> The exercise: Read through the data and report every line in which the word "title" occurs.

> Exercise material:
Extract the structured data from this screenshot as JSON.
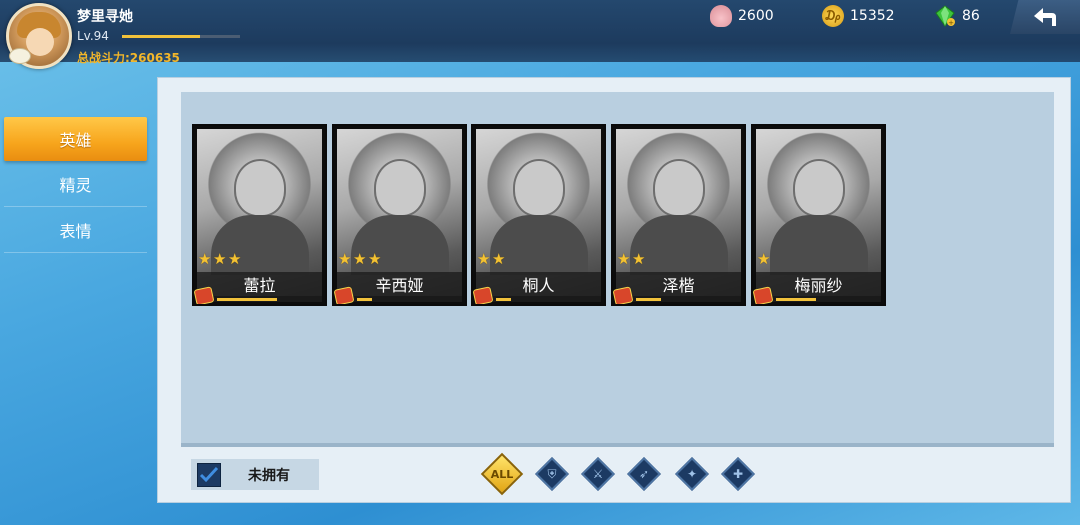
{
  "player": {
    "name": "梦里寻她",
    "level": "Lv.94",
    "exp_fraction": 0.66,
    "power": "总战斗力:260635"
  },
  "resources": {
    "shells": "2600",
    "coins": "15352",
    "gems": "86"
  },
  "sidebar": {
    "items": [
      {
        "label": "英雄",
        "active": true
      },
      {
        "label": "精灵",
        "active": false
      },
      {
        "label": "表情",
        "active": false
      }
    ]
  },
  "heroes": [
    {
      "name": "蕾拉",
      "stars": 3,
      "shard_progress": 0.6
    },
    {
      "name": "辛西娅",
      "stars": 3,
      "shard_progress": 0.15
    },
    {
      "name": "桐人",
      "stars": 2,
      "shard_progress": 0.15
    },
    {
      "name": "泽楷",
      "stars": 2,
      "shard_progress": 0.25
    },
    {
      "name": "梅丽纱",
      "stars": 1,
      "shard_progress": 0.4
    }
  ],
  "filters": {
    "owned_label": "未拥有",
    "owned_checked": true,
    "classes": [
      {
        "label": "ALL",
        "icon": "all-icon",
        "active": true
      },
      {
        "label": "",
        "icon": "shield-class-icon",
        "active": false
      },
      {
        "label": "",
        "icon": "warrior-class-icon",
        "active": false
      },
      {
        "label": "",
        "icon": "archer-class-icon",
        "active": false
      },
      {
        "label": "",
        "icon": "mage-class-icon",
        "active": false
      },
      {
        "label": "",
        "icon": "support-class-icon",
        "active": false
      }
    ]
  },
  "colors": {
    "accent": "#f7a51c",
    "gold_text": "#f2b62a",
    "star": "#f3c233",
    "panel": "#e6eff6",
    "grid_bg": "#b9cfe0"
  }
}
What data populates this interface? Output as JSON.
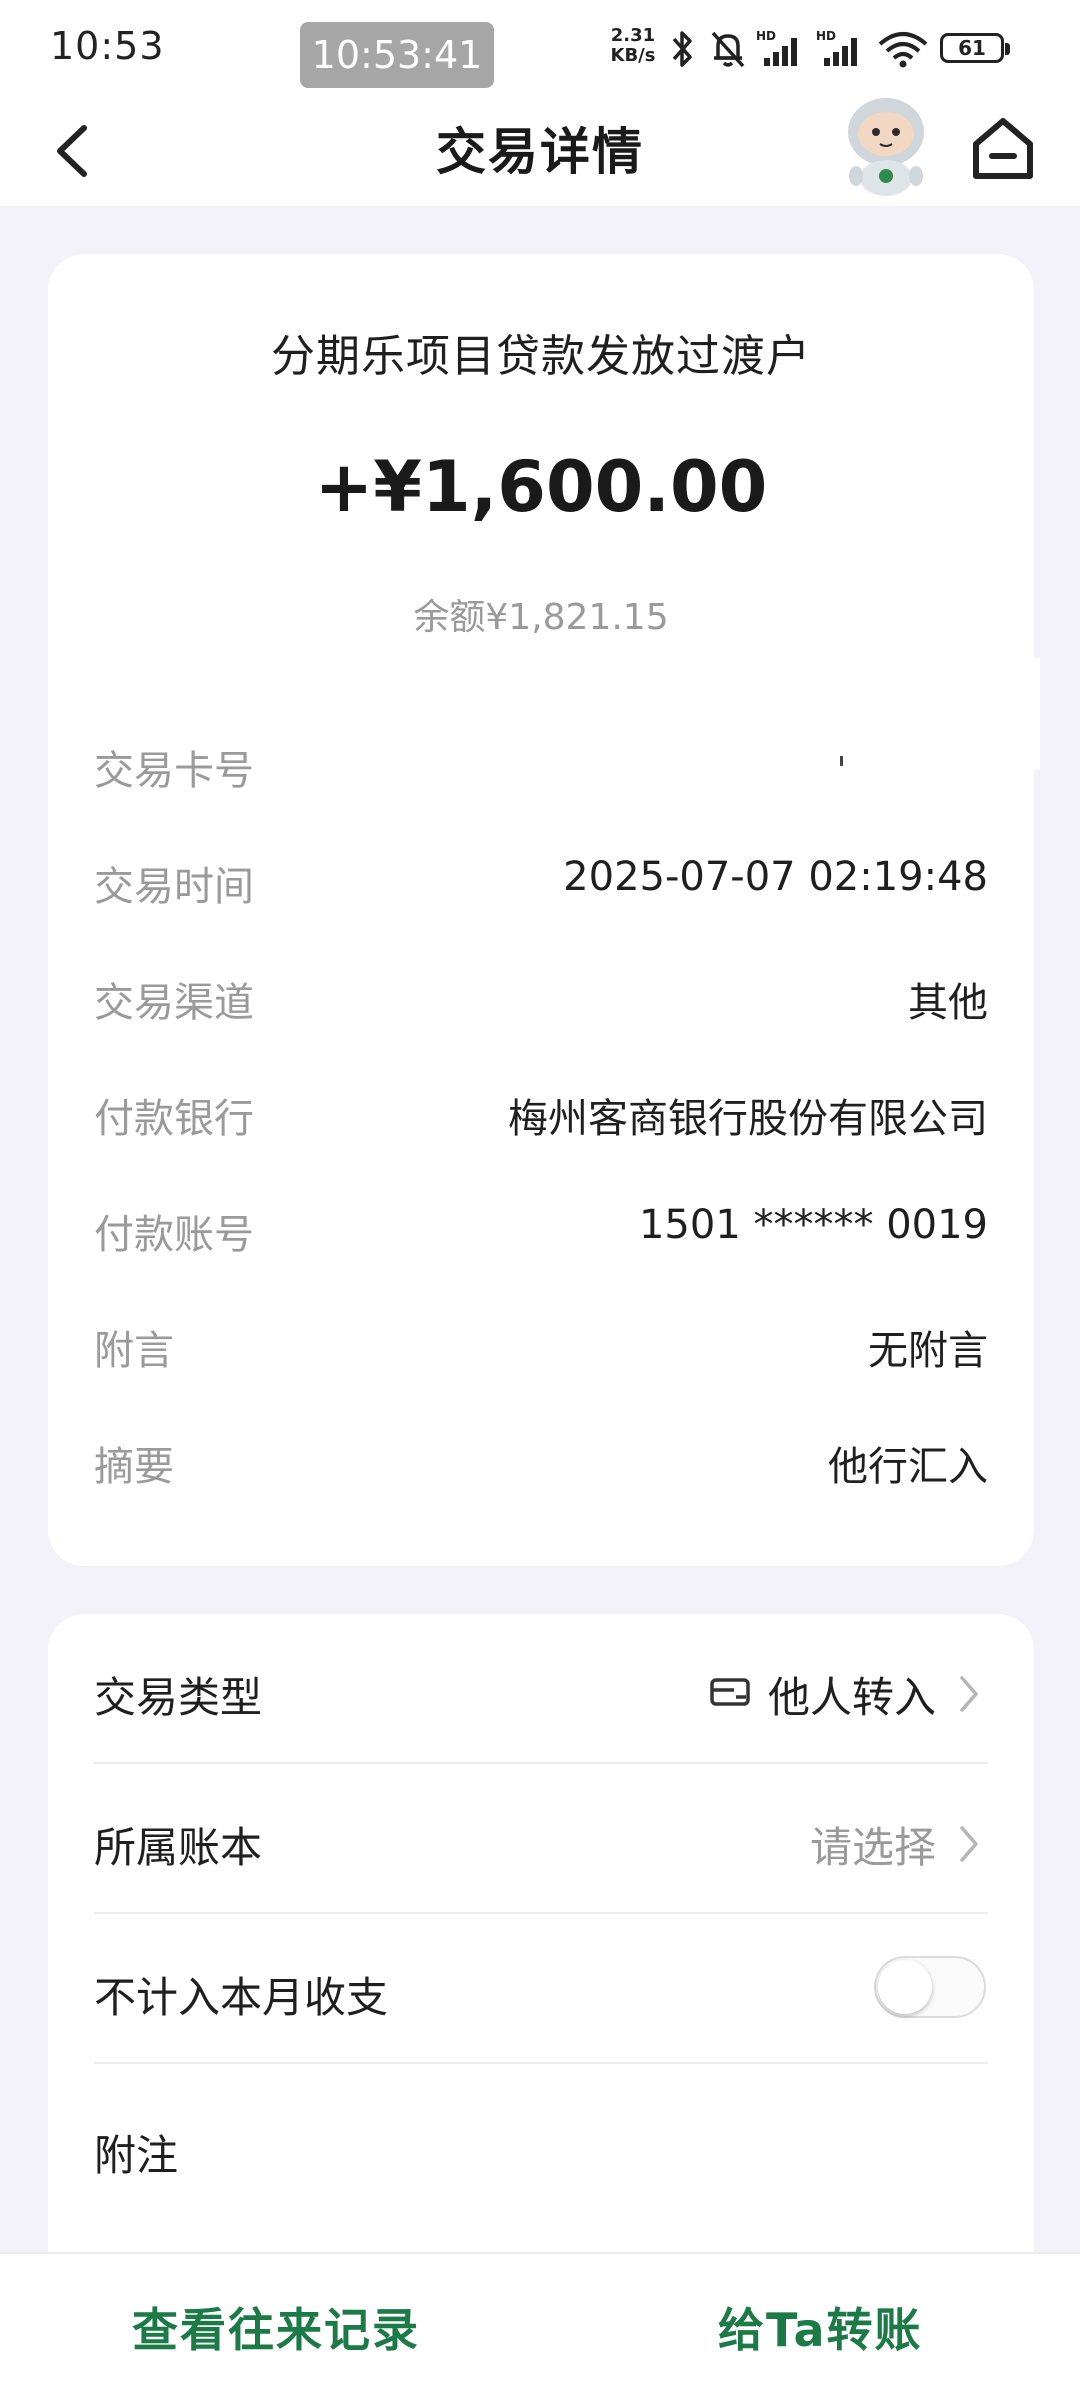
{
  "status_bar": {
    "time": "10:53",
    "clock_pill": "10:53:41",
    "speed_value": "2.31",
    "speed_unit": "KB/s",
    "battery": "61",
    "icons": [
      "bluetooth-icon",
      "bell-off-icon",
      "signal-hd-icon",
      "signal-hd-icon",
      "wifi-icon",
      "battery-icon"
    ]
  },
  "nav": {
    "title": "交易详情",
    "back_icon": "chevron-left-icon",
    "mascot_icon": "astronaut-mascot-icon",
    "home_icon": "home-icon"
  },
  "transaction": {
    "payer_name": "分期乐项目贷款发放过渡户",
    "amount": "+¥1,600.00",
    "balance": "余额¥1,821.15",
    "details": [
      {
        "label": "交易卡号",
        "value": ""
      },
      {
        "label": "交易时间",
        "value": "2025-07-07 02:19:48"
      },
      {
        "label": "交易渠道",
        "value": "其他"
      },
      {
        "label": "付款银行",
        "value": "梅州客商银行股份有限公司"
      },
      {
        "label": "付款账号",
        "value": "1501 ****** 0019"
      },
      {
        "label": "附言",
        "value": "无附言"
      },
      {
        "label": "摘要",
        "value": "他行汇入"
      }
    ]
  },
  "settings": {
    "type": {
      "label": "交易类型",
      "value": "他人转入"
    },
    "book": {
      "label": "所属账本",
      "value": "请选择"
    },
    "exclude": {
      "label": "不计入本月收支",
      "enabled": false
    },
    "note": {
      "label": "附注"
    }
  },
  "bottom_bar": {
    "left_label": "查看往来记录",
    "right_label": "给Ta转账"
  },
  "colors": {
    "accent_green": "#1b7a45",
    "page_bg": "#f3f2f8",
    "label_gray": "#9a9a9a"
  }
}
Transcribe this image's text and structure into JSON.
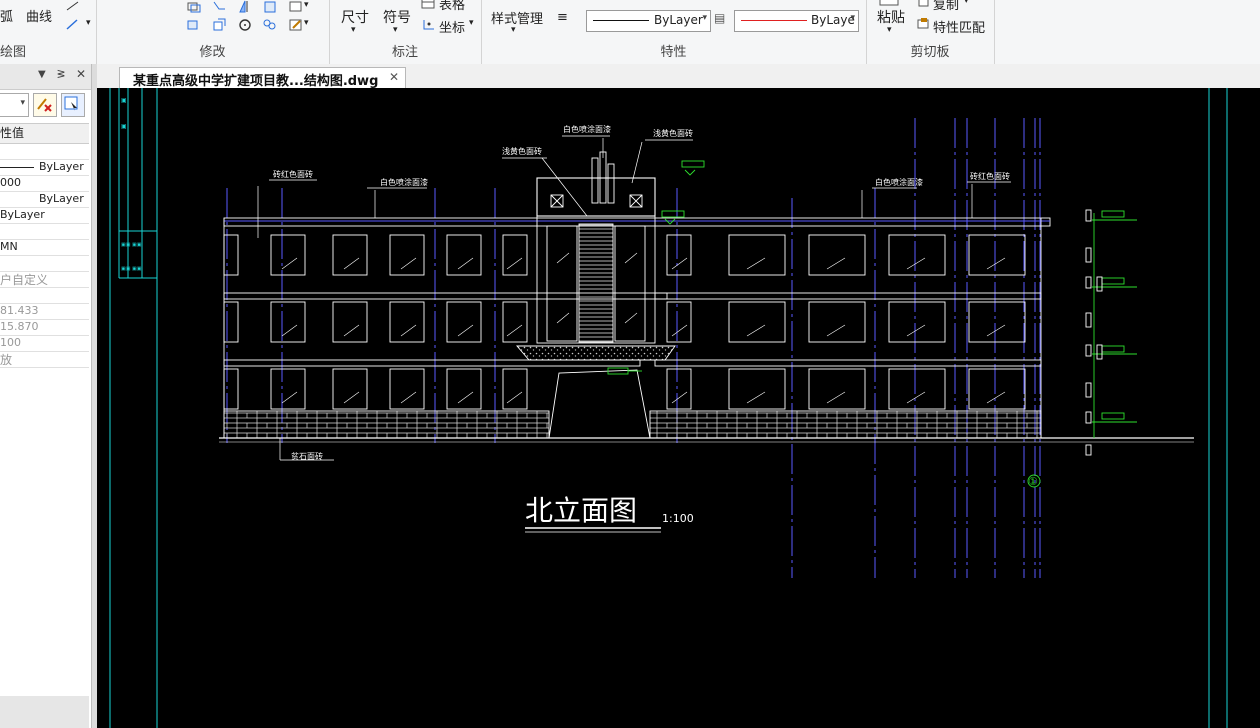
{
  "ribbon": {
    "draw_group": {
      "title": "绘图",
      "arc_label": "弧",
      "curve_label": "曲线"
    },
    "modify_group": {
      "title": "修改"
    },
    "annotate_group": {
      "title": "标注",
      "dim_label": "尺寸",
      "symbol_label": "符号",
      "table_label": "表格",
      "coord_label": "坐标"
    },
    "props_group": {
      "title": "特性",
      "style_label": "样式管理",
      "linetype_value": "ByLayer",
      "color_value": "ByLaye"
    },
    "clipboard_group": {
      "title": "剪切板",
      "paste_label": "粘贴",
      "copy_label": "复制",
      "match_label": "特性匹配"
    }
  },
  "panel": {
    "header": "性值",
    "rows": [
      "ByLayer",
      "000",
      "ByLayer",
      "ByLayer",
      "",
      "MN",
      "",
      "户自定义",
      "",
      "81.433",
      "15.870",
      "100",
      "放"
    ]
  },
  "tabs": [
    {
      "label": "某重点高级中学扩建项目教...结构图.dwg",
      "close": "✕"
    }
  ],
  "drawing": {
    "title": "北立面图",
    "scale": "1:100",
    "annotations": [
      "浅黄色面砖",
      "白色喷涂面漆",
      "砖红色面砖",
      "白色喷涂面漆",
      "浅黄色面砖",
      "白色喷涂面漆",
      "砖红色面砖",
      "贫石面砖"
    ],
    "axis_marker": "①"
  },
  "colors": {
    "canvas_bg": "#000000",
    "line_white": "#ffffff",
    "line_blue": "#5a5aff",
    "line_cyan": "#19d4d4",
    "line_green": "#2ee02e"
  }
}
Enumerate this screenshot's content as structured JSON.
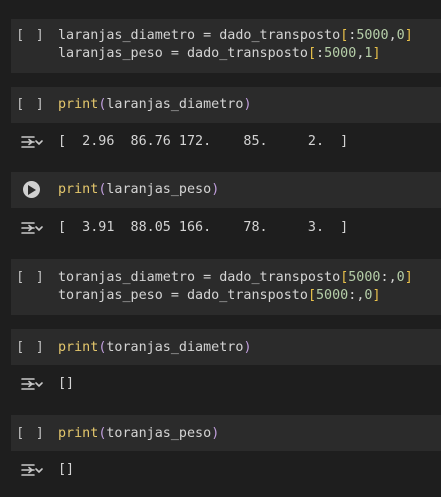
{
  "cells": [
    {
      "run_label": "[ ]",
      "lines": [
        [
          "laranjas_diametro",
          " = ",
          "dado_transposto",
          "[",
          ":",
          "5000",
          ",",
          "0",
          "]"
        ],
        [
          "laranjas_peso",
          " = ",
          "dado_transposto",
          "[",
          ":",
          "5000",
          ",",
          "1",
          "]"
        ]
      ]
    },
    {
      "run_label": "[ ]",
      "lines": [
        [
          "print",
          "(",
          "laranjas_diametro",
          ")"
        ]
      ],
      "output": "[  2.96  86.76 172.    85.     2.  ]"
    },
    {
      "run_label": "",
      "lines": [
        [
          "print",
          "(",
          "laranjas_peso",
          ")"
        ]
      ],
      "output": "[  3.91  88.05 166.    78.     3.  ]"
    },
    {
      "run_label": "[ ]",
      "lines": [
        [
          "toranjas_diametro",
          " = ",
          "dado_transposto",
          "[",
          "5000",
          ":",
          ",",
          "0",
          "]"
        ],
        [
          "toranjas_peso",
          " = ",
          "dado_transposto",
          "[",
          "5000",
          ":",
          ",",
          "0",
          "]"
        ]
      ]
    },
    {
      "run_label": "[ ]",
      "lines": [
        [
          "print",
          "(",
          "toranjas_diametro",
          ")"
        ]
      ],
      "output": "[]"
    },
    {
      "run_label": "[ ]",
      "lines": [
        [
          "print",
          "(",
          "toranjas_peso",
          ")"
        ]
      ],
      "output": "[]"
    }
  ],
  "icons": {
    "output_menu": "output-menu-icon",
    "run": "play-icon"
  },
  "colors": {
    "background": "#1e1e1e",
    "cell_background": "#2b2b2b",
    "function": "#e4c76c",
    "paren": "#c09edc",
    "bracket": "#e8c14a",
    "number": "#b5cea8"
  }
}
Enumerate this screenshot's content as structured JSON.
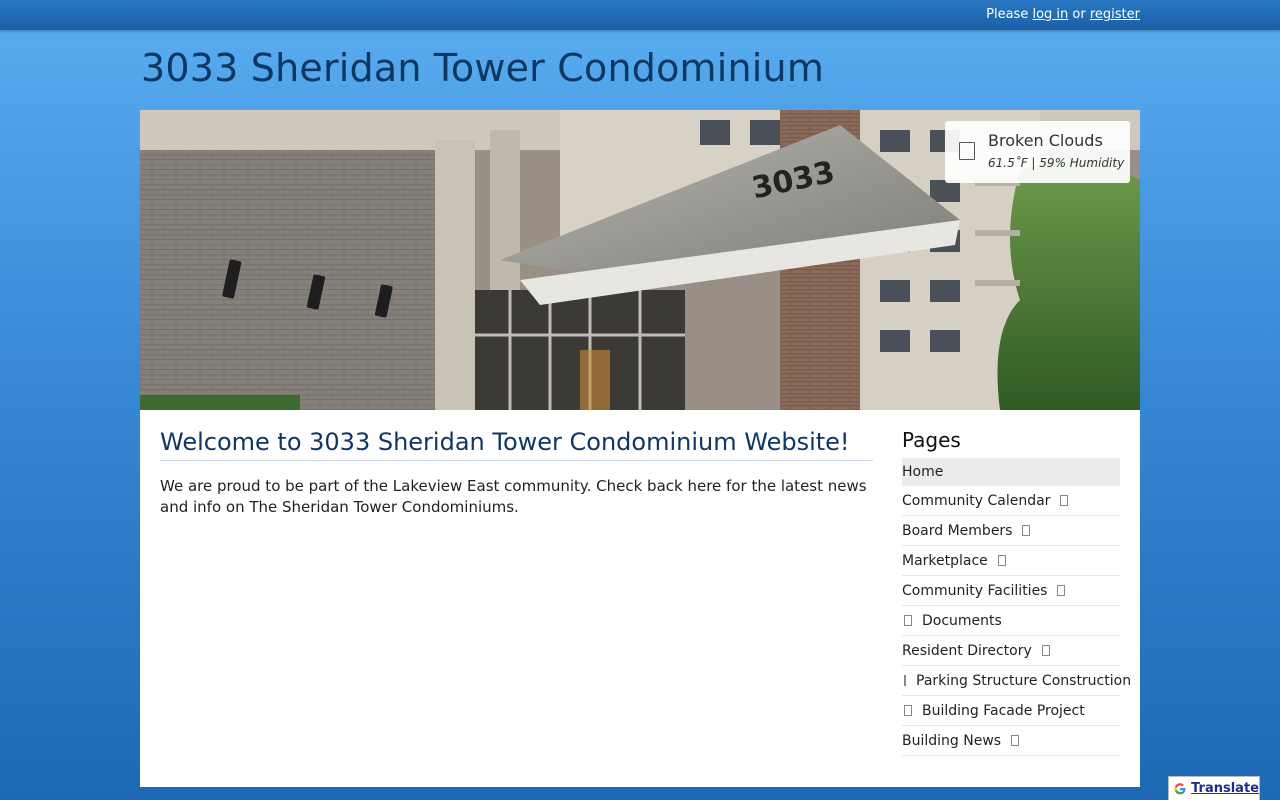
{
  "topbar": {
    "prefix": "Please",
    "login": "log in",
    "or": "or",
    "register": "register"
  },
  "site": {
    "title": "3033 Sheridan Tower Condominium"
  },
  "hero": {
    "building_number": "3033",
    "weather": {
      "icon": "weather-icon",
      "condition": "Broken Clouds",
      "details": "61.5˚F | 59% Humidity"
    }
  },
  "main": {
    "heading": "Welcome to 3033 Sheridan Tower Condominium Website!",
    "text": "We are proud to be part of the Lakeview East community. Check back here for the latest news and info on The Sheridan Tower Condominiums."
  },
  "pages": {
    "title": "Pages",
    "items": [
      {
        "label": "Home"
      },
      {
        "label": "Community Calendar"
      },
      {
        "label": "Board Members"
      },
      {
        "label": "Marketplace"
      },
      {
        "label": "Community Facilities"
      },
      {
        "label": "Documents"
      },
      {
        "label": "Resident Directory"
      },
      {
        "label": "Parking Structure Construction"
      },
      {
        "label": "Building Facade Project"
      },
      {
        "label": "Building News"
      }
    ]
  },
  "translate": {
    "label": "Translate"
  },
  "colors": {
    "title": "#0e3763",
    "topbar": "#1b5fa6",
    "background_top": "#5aaef0",
    "background_bottom": "#1d68b3"
  }
}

> Response:
    "title": "交易详情",
      "title": "绘图",
      "title": "修改"
      "title": "标注",
      "title": "特性",
      "title": "剪切板",
    "title": "北立面图",
    "title": "3033 Sheridan Tower Condominium"
    "title": "Pages",
    "title": "#0e3763",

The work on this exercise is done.